Aim:
Copy the material below word for word, from its first line through the line holding "- field-label: 法定代表人（负责人等）:: [87, 167, 252, 183]", including that line.

The records:
- - -

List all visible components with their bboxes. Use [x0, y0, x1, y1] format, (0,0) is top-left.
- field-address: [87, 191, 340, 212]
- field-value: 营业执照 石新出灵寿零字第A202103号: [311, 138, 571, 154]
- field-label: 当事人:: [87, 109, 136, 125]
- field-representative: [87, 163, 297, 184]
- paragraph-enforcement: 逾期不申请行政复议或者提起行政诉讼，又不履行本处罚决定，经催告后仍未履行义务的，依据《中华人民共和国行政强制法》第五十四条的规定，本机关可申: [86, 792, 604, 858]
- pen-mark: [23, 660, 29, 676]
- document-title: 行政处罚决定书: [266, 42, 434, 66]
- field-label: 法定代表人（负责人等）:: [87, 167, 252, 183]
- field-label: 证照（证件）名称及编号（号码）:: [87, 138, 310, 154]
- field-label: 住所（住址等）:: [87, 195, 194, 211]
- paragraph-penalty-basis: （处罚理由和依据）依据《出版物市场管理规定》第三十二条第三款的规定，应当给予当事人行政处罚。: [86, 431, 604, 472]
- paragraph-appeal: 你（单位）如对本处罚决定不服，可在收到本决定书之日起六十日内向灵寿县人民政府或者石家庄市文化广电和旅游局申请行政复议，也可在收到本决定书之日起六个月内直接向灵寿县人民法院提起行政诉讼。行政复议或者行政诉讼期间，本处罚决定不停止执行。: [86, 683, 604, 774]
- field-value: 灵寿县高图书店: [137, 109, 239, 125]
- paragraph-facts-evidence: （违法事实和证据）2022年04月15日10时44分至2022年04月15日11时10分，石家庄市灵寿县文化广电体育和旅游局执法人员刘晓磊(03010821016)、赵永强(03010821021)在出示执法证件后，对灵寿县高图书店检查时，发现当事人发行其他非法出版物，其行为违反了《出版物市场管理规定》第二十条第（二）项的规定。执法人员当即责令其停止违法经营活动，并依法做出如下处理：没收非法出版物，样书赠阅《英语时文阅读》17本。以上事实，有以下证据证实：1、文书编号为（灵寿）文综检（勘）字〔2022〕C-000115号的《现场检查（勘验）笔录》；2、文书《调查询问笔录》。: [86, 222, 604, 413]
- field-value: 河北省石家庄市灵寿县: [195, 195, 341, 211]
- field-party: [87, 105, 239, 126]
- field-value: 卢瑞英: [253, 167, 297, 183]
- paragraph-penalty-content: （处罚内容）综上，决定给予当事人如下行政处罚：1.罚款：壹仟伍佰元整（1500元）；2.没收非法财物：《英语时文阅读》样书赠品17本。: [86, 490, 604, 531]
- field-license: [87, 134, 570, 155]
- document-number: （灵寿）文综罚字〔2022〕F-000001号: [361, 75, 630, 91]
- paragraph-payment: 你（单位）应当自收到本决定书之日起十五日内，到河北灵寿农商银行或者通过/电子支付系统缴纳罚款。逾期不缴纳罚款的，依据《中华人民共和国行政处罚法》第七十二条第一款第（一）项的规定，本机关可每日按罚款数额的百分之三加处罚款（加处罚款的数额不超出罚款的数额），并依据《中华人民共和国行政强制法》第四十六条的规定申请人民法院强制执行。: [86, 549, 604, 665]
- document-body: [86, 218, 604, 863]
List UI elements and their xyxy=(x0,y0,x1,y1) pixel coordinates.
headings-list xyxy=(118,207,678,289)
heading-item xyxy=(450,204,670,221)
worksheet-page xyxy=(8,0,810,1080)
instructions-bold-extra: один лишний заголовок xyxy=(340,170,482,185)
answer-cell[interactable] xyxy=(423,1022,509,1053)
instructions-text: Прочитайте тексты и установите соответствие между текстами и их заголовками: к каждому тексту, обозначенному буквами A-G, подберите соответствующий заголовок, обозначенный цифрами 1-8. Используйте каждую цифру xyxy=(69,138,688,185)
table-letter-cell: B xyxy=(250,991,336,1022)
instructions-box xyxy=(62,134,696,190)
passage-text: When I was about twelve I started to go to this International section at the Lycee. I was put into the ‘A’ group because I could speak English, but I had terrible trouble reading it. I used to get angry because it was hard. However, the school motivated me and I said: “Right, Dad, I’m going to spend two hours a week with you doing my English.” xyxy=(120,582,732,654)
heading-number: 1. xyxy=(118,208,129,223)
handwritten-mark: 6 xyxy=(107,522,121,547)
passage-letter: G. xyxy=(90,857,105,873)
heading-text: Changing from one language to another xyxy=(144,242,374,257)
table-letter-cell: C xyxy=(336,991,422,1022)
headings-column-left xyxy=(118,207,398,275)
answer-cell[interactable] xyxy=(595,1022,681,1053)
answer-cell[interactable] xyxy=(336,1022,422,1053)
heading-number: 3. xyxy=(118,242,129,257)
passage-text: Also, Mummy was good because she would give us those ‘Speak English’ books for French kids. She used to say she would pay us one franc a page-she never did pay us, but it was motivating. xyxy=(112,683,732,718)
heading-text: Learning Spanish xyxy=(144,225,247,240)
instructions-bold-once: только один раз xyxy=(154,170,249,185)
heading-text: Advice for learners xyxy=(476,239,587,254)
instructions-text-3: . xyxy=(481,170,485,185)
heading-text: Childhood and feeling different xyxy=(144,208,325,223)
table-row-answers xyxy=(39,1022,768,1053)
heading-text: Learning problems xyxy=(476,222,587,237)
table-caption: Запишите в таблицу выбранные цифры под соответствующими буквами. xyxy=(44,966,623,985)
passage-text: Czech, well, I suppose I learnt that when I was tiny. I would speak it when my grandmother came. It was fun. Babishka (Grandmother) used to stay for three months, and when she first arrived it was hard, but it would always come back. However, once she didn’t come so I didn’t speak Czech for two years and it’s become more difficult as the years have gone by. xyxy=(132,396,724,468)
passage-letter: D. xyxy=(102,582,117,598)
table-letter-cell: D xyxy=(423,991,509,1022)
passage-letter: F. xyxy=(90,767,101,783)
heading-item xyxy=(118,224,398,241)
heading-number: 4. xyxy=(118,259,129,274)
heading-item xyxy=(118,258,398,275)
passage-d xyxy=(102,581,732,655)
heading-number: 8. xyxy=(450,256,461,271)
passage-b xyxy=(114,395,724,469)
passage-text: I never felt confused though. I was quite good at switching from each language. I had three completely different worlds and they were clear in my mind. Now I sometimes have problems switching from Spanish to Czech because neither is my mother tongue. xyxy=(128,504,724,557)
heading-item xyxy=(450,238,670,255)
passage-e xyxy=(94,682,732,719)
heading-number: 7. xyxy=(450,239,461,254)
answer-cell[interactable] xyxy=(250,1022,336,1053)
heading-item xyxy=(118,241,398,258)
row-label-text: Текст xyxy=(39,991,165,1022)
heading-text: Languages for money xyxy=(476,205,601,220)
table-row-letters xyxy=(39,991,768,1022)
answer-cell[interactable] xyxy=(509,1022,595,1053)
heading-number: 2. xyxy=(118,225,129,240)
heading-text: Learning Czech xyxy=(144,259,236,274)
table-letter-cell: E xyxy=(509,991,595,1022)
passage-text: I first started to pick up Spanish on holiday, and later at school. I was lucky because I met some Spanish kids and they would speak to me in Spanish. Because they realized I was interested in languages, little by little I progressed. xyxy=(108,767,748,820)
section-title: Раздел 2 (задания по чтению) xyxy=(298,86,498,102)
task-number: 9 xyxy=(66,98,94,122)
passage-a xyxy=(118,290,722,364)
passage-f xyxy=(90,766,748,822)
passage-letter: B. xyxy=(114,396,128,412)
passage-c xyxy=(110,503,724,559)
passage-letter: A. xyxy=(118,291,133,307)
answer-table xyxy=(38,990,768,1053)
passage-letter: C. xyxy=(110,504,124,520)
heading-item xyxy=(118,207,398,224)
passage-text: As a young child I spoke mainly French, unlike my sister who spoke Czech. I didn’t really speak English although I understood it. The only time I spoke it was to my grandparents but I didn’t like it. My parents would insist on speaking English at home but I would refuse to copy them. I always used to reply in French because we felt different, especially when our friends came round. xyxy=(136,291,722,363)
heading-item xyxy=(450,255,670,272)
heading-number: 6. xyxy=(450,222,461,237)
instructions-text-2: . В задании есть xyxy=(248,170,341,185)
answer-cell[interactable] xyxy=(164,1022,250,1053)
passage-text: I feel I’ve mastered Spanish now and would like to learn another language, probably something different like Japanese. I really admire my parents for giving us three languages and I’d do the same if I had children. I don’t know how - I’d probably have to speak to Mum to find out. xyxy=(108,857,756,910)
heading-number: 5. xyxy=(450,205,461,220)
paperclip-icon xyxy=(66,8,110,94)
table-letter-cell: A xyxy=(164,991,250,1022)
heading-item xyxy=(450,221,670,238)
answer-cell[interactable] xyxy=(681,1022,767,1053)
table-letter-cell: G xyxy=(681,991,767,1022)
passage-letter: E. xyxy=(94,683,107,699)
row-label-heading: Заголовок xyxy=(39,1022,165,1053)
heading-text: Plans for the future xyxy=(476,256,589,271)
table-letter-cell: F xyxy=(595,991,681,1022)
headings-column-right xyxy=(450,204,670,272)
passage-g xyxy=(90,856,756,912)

- - -

Answer to this exercise:
List all visible components with their bboxes. Use [x0, y0, x1, y1] format, (0,0) is top-left.
- field-address: [87, 191, 340, 212]
- field-value: 营业执照 石新出灵寿零字第A202103号: [311, 138, 571, 154]
- field-label: 当事人:: [87, 109, 136, 125]
- field-representative: [87, 163, 297, 184]
- paragraph-enforcement: 逾期不申请行政复议或者提起行政诉讼，又不履行本处罚决定，经催告后仍未履行义务的，依据《中华人民共和国行政强制法》第五十四条的规定，本机关可申: [86, 792, 604, 858]
- pen-mark: [23, 660, 29, 676]
- document-title: 行政处罚决定书: [266, 42, 434, 66]
- field-label: 法定代表人（负责人等）:: [87, 167, 252, 183]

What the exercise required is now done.